→ **Given records**
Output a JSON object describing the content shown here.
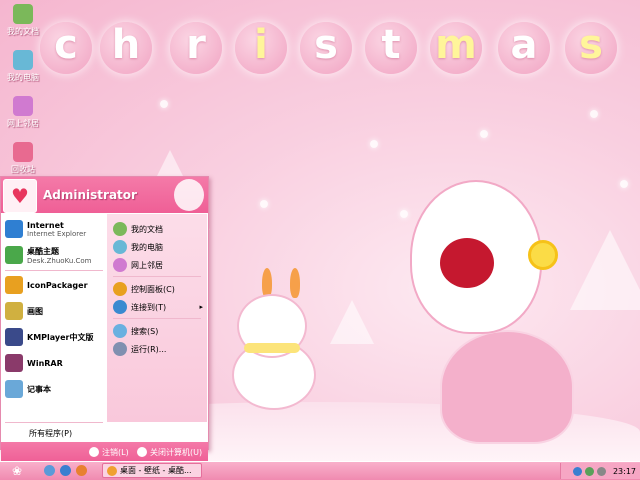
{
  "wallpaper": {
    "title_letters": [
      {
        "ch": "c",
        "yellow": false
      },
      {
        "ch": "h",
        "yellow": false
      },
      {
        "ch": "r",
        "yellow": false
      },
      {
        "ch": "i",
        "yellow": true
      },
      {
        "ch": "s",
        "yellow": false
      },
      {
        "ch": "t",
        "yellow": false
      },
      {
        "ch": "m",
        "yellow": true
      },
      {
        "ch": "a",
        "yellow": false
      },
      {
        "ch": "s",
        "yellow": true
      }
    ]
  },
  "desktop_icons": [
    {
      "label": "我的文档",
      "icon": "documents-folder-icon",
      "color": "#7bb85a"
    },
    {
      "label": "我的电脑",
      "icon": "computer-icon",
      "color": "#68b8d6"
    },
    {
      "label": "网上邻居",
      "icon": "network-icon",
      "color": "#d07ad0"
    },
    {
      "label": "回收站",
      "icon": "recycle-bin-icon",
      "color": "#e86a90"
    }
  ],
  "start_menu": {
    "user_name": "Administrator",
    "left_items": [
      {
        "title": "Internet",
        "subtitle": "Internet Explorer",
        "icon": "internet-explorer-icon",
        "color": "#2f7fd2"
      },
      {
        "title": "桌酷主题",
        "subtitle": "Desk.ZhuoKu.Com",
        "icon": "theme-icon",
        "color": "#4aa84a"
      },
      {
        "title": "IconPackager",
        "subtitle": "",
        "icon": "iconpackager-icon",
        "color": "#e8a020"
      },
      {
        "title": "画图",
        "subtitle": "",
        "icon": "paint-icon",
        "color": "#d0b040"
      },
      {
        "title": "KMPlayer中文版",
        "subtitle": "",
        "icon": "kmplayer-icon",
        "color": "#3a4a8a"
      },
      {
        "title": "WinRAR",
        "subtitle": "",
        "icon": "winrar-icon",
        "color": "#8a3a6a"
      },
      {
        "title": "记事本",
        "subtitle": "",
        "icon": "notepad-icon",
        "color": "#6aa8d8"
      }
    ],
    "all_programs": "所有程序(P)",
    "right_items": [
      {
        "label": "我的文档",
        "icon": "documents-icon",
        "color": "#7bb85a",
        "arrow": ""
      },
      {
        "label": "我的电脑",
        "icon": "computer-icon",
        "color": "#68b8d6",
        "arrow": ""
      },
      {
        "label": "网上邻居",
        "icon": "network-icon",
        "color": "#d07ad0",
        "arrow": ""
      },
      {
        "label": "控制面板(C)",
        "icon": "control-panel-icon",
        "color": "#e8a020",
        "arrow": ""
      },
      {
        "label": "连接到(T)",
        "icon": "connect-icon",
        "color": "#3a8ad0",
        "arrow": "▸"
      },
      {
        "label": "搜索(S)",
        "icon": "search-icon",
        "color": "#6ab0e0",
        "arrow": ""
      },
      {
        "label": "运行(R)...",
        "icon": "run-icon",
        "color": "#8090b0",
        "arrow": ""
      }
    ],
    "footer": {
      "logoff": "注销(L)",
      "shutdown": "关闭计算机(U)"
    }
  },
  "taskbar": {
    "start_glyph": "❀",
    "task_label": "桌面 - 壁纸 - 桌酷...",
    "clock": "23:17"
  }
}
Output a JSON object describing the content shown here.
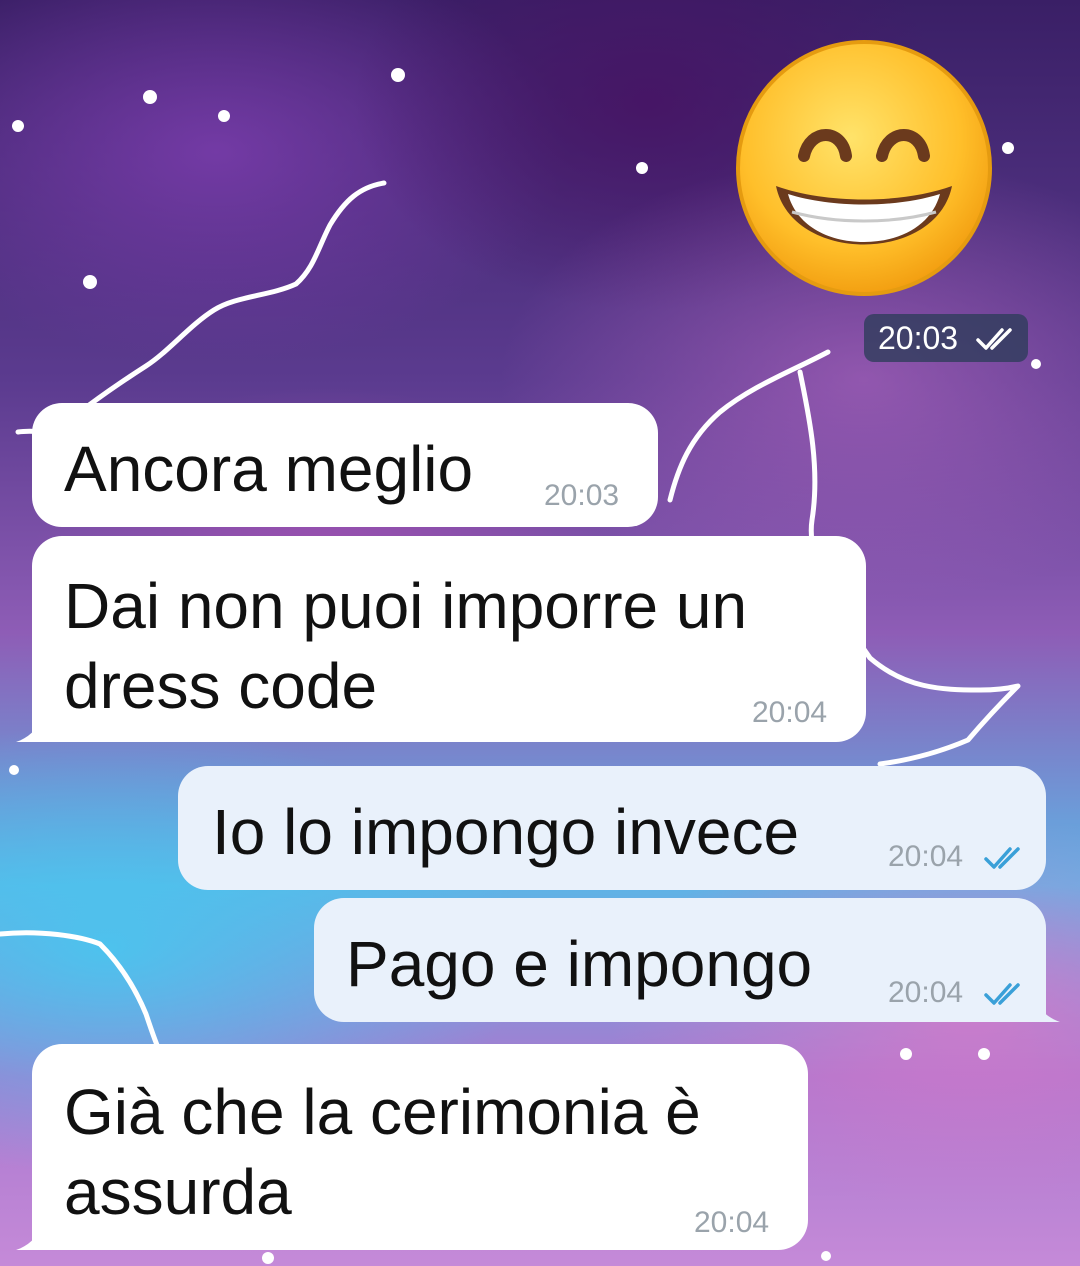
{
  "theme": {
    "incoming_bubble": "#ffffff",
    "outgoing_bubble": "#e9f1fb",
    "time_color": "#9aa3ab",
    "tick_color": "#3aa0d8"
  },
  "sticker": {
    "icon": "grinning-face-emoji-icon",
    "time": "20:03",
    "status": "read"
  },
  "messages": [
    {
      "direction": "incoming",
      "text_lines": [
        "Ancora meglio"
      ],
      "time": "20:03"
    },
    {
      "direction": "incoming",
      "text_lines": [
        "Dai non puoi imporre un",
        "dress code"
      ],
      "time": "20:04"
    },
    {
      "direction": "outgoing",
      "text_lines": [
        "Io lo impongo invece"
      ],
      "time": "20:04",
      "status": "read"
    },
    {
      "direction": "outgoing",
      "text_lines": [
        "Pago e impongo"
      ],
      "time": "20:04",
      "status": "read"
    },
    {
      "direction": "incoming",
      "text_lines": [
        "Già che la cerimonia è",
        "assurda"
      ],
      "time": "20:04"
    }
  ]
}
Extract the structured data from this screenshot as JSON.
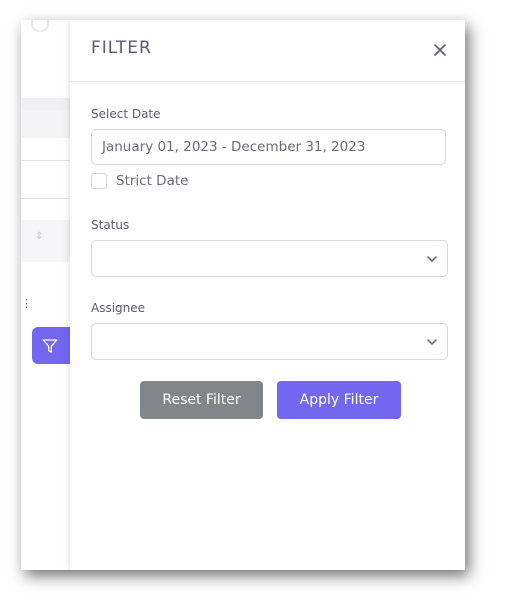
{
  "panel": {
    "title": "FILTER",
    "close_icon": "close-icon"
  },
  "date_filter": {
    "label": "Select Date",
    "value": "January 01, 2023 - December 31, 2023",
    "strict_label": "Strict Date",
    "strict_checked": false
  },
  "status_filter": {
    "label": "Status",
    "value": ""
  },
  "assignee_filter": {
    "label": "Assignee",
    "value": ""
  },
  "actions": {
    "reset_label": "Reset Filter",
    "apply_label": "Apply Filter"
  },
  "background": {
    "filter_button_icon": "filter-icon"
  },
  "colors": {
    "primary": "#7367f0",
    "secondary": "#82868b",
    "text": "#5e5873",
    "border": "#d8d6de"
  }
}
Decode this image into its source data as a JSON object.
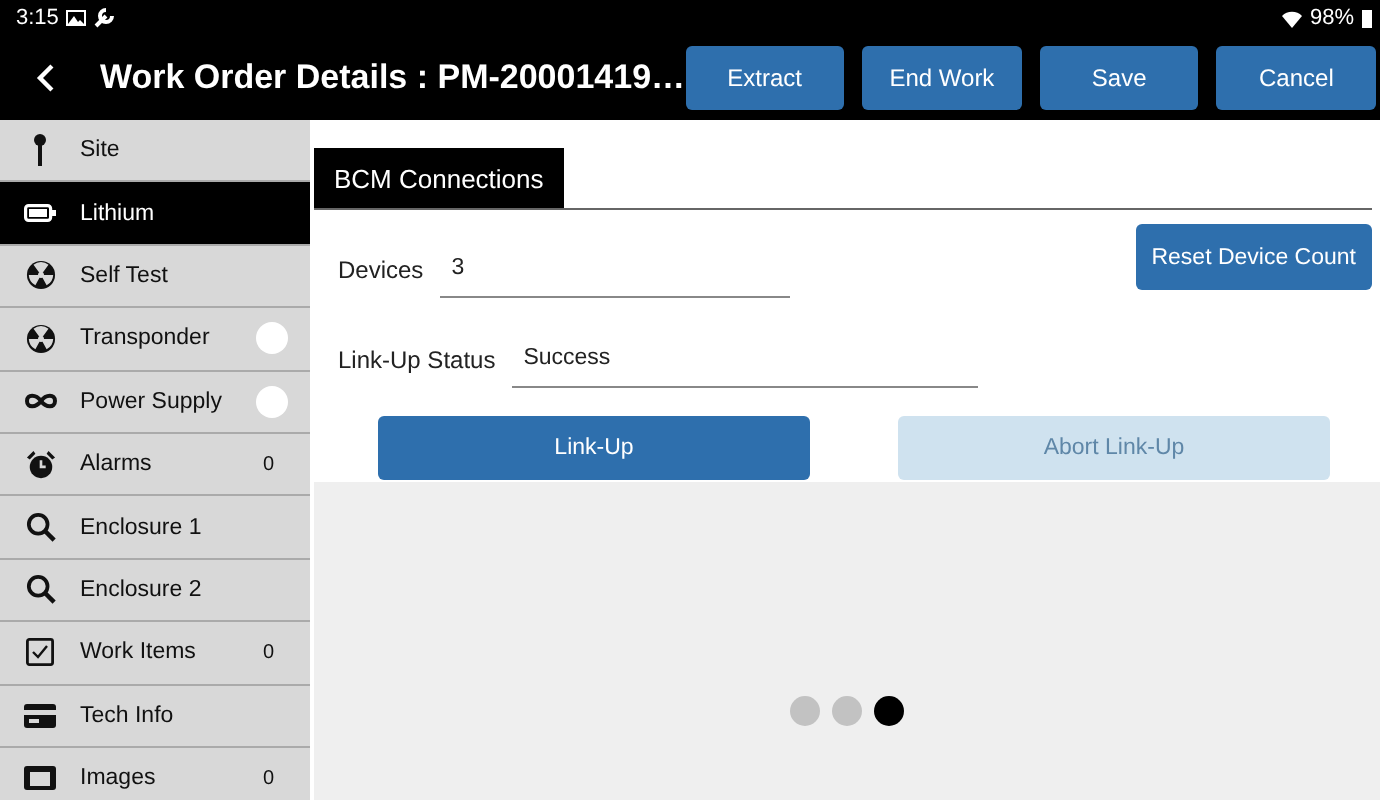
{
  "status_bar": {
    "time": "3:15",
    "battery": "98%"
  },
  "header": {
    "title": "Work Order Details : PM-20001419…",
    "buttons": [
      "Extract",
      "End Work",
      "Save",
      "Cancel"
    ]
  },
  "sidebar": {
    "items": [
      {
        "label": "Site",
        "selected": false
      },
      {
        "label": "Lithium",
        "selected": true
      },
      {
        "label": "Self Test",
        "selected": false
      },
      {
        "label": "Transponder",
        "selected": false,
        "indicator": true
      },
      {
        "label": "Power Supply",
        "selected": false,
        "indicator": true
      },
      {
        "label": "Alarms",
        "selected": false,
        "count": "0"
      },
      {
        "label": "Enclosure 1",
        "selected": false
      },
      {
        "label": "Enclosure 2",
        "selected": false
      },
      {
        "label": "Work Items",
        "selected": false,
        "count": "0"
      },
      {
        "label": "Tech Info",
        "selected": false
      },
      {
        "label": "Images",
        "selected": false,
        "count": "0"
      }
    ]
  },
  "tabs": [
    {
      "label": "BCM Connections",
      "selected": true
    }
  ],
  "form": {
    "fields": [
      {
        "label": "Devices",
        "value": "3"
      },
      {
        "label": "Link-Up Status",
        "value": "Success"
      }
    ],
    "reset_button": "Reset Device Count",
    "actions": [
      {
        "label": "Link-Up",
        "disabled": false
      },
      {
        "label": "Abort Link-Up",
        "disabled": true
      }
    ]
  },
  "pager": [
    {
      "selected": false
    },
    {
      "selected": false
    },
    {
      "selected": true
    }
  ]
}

→ **What needs to be done**
In the records above, find each line with the word "documents" and copy it.

→ **Output of the task**
      "icon": "documents-folder-icon",
        "icon": "documents-icon",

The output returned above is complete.